--- Start Data for this task ---

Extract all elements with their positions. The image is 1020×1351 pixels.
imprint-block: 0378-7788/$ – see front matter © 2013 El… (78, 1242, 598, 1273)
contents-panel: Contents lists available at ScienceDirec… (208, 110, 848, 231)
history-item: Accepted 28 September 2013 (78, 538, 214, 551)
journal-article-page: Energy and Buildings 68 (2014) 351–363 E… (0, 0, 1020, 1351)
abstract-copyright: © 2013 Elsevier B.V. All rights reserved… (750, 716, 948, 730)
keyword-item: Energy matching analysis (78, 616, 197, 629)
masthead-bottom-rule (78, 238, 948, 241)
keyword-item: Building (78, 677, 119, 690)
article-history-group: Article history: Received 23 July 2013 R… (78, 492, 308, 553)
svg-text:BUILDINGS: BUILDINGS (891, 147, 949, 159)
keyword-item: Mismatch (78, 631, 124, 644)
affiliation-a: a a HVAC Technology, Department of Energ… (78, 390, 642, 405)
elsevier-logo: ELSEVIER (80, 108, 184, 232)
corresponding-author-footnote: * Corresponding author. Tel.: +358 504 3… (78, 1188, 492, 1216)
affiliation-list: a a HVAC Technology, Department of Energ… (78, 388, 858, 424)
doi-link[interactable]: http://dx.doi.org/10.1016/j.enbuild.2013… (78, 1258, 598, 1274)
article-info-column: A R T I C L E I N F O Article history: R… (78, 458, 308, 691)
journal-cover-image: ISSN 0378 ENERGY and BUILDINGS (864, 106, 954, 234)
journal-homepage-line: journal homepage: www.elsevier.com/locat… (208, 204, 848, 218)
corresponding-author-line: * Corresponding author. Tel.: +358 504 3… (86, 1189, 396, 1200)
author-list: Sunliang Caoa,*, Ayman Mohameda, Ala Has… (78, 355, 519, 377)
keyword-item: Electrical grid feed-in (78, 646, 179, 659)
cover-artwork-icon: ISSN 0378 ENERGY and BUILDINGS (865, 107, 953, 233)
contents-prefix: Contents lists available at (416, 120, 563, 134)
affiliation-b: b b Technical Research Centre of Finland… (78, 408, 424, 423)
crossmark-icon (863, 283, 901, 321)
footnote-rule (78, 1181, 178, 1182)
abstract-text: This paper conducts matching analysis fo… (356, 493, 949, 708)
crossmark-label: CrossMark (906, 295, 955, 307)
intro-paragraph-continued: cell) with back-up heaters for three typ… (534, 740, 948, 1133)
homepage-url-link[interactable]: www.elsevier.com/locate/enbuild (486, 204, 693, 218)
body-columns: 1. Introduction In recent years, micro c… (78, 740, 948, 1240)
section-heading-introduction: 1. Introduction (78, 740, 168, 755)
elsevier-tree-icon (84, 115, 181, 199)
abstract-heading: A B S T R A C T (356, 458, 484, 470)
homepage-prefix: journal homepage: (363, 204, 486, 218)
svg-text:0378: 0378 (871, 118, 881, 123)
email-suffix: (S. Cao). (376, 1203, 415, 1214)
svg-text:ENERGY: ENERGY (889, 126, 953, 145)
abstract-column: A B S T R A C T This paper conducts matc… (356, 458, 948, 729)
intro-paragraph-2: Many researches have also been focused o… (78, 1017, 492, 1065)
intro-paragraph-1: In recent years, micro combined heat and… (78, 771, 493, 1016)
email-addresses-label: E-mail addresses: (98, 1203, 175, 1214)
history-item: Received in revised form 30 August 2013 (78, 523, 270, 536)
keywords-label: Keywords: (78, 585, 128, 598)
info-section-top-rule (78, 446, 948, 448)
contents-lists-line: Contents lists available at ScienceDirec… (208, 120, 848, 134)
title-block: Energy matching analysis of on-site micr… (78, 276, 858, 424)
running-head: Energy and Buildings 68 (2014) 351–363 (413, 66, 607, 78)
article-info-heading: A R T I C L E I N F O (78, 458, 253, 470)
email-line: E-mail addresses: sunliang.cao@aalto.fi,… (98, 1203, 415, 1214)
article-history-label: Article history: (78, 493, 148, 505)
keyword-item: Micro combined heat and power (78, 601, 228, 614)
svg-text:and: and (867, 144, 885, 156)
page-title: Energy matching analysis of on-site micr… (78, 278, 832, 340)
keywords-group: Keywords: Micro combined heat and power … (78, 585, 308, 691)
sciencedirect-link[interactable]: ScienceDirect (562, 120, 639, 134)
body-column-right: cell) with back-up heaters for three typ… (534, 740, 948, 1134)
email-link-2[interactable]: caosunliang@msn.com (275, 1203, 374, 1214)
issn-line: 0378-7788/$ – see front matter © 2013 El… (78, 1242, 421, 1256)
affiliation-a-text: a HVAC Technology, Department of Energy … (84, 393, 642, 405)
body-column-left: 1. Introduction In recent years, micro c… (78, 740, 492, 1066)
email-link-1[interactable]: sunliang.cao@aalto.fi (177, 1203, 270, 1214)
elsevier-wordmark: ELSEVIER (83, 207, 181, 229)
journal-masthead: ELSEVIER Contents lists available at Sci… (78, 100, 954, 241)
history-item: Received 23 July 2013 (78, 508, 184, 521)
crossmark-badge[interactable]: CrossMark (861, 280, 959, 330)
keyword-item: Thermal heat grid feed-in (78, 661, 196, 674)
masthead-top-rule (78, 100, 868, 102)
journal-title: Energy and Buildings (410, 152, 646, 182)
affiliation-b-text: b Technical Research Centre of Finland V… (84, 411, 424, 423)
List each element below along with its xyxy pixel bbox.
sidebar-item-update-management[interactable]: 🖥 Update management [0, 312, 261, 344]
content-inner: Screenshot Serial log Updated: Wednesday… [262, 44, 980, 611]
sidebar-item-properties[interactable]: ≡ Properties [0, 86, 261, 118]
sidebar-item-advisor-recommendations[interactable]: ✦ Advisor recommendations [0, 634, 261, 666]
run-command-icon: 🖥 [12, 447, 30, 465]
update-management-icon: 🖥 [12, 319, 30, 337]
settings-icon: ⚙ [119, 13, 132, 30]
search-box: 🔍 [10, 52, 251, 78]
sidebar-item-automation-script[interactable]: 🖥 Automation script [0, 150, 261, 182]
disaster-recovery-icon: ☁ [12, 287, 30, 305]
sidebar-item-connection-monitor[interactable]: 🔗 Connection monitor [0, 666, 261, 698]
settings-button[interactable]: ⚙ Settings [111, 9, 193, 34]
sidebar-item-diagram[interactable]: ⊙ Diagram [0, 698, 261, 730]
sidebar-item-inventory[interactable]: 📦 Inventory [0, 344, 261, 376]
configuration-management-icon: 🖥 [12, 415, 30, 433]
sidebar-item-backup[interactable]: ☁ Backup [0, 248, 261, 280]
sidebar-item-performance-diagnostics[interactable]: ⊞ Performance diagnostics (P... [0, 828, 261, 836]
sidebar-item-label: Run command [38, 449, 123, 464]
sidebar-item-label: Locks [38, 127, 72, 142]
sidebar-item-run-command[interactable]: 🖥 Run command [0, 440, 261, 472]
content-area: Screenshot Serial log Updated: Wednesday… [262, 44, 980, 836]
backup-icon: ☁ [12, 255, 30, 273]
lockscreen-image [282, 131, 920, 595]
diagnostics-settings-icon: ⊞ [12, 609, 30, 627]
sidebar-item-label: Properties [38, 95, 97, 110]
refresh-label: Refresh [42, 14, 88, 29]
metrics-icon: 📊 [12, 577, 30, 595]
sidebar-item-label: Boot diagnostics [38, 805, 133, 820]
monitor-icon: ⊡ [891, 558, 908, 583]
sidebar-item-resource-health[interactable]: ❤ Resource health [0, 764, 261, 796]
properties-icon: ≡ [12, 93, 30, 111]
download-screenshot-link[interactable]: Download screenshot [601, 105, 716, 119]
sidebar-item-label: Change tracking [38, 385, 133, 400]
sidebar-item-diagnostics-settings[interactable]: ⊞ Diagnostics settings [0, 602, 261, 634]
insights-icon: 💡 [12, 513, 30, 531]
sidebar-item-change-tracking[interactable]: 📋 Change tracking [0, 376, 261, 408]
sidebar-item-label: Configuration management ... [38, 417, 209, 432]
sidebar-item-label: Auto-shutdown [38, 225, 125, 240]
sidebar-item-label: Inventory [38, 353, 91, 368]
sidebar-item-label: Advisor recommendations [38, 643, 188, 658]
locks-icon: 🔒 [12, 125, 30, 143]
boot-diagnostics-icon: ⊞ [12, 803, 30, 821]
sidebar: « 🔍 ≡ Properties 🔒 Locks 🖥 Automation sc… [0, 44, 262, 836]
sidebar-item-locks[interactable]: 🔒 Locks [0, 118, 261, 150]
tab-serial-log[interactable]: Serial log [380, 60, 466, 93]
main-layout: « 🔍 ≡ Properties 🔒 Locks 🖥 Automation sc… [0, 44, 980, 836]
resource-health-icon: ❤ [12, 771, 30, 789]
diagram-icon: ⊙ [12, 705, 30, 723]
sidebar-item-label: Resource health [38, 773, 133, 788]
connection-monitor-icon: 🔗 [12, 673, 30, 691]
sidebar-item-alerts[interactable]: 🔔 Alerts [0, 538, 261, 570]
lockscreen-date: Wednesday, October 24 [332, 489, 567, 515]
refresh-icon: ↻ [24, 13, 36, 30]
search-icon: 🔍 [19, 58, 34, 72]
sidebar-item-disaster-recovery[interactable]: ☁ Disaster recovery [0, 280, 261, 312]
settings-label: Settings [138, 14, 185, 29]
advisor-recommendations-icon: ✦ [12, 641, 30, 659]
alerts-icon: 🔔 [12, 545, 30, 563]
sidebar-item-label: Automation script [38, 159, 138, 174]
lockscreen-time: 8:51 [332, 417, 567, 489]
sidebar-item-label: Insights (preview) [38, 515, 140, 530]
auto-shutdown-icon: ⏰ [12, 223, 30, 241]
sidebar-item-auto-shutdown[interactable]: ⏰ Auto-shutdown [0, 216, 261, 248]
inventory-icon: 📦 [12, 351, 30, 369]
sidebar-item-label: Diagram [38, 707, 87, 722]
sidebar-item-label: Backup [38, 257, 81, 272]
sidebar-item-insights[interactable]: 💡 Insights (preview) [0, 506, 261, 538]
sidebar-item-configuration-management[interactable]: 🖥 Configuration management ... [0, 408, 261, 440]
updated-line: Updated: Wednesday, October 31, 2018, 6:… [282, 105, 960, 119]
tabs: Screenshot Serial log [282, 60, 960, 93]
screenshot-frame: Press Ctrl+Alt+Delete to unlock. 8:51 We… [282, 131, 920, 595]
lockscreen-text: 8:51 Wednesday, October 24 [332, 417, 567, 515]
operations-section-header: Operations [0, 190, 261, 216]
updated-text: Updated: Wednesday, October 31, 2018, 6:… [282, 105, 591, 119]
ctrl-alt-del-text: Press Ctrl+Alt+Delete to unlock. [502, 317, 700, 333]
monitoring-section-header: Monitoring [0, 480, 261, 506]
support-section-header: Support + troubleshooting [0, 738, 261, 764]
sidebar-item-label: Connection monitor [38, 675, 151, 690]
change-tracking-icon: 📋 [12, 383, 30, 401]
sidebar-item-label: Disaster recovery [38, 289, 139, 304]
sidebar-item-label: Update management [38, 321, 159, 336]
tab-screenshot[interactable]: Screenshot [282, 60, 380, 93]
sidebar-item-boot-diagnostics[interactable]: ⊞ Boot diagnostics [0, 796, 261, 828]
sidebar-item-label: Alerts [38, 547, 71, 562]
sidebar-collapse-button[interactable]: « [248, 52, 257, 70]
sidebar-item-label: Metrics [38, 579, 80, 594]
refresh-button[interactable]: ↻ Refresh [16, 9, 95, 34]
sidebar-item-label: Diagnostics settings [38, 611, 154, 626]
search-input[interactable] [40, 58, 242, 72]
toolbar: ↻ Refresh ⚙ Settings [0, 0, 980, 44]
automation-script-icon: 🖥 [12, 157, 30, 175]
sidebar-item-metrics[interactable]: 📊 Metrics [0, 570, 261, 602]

--- End Data for this task ---

## Exercise directions:
Copy out the material verbatim, from its first line through the line containing "corresponding-author-footnote: * Corresponding", including both of those lines.

## Output of the task:
Extract all elements with their positions. The image is 1020×1351 pixels.
imprint-block: 0378-7788/$ – see front matter © 2013 El… (78, 1242, 598, 1273)
contents-panel: Contents lists available at ScienceDirec… (208, 110, 848, 231)
history-item: Accepted 28 September 2013 (78, 538, 214, 551)
journal-article-page: Energy and Buildings 68 (2014) 351–363 E… (0, 0, 1020, 1351)
abstract-copyright: © 2013 Elsevier B.V. All rights reserved… (750, 716, 948, 730)
keyword-item: Energy matching analysis (78, 616, 197, 629)
masthead-bottom-rule (78, 238, 948, 241)
keyword-item: Building (78, 677, 119, 690)
article-history-group: Article history: Received 23 July 2013 R… (78, 492, 308, 553)
svg-text:BUILDINGS: BUILDINGS (891, 147, 949, 159)
keyword-item: Mismatch (78, 631, 124, 644)
affiliation-a: a a HVAC Technology, Department of Energ… (78, 390, 642, 405)
elsevier-logo: ELSEVIER (80, 108, 184, 232)
corresponding-author-footnote: * Corresponding author. Tel.: +358 504 3… (78, 1188, 492, 1216)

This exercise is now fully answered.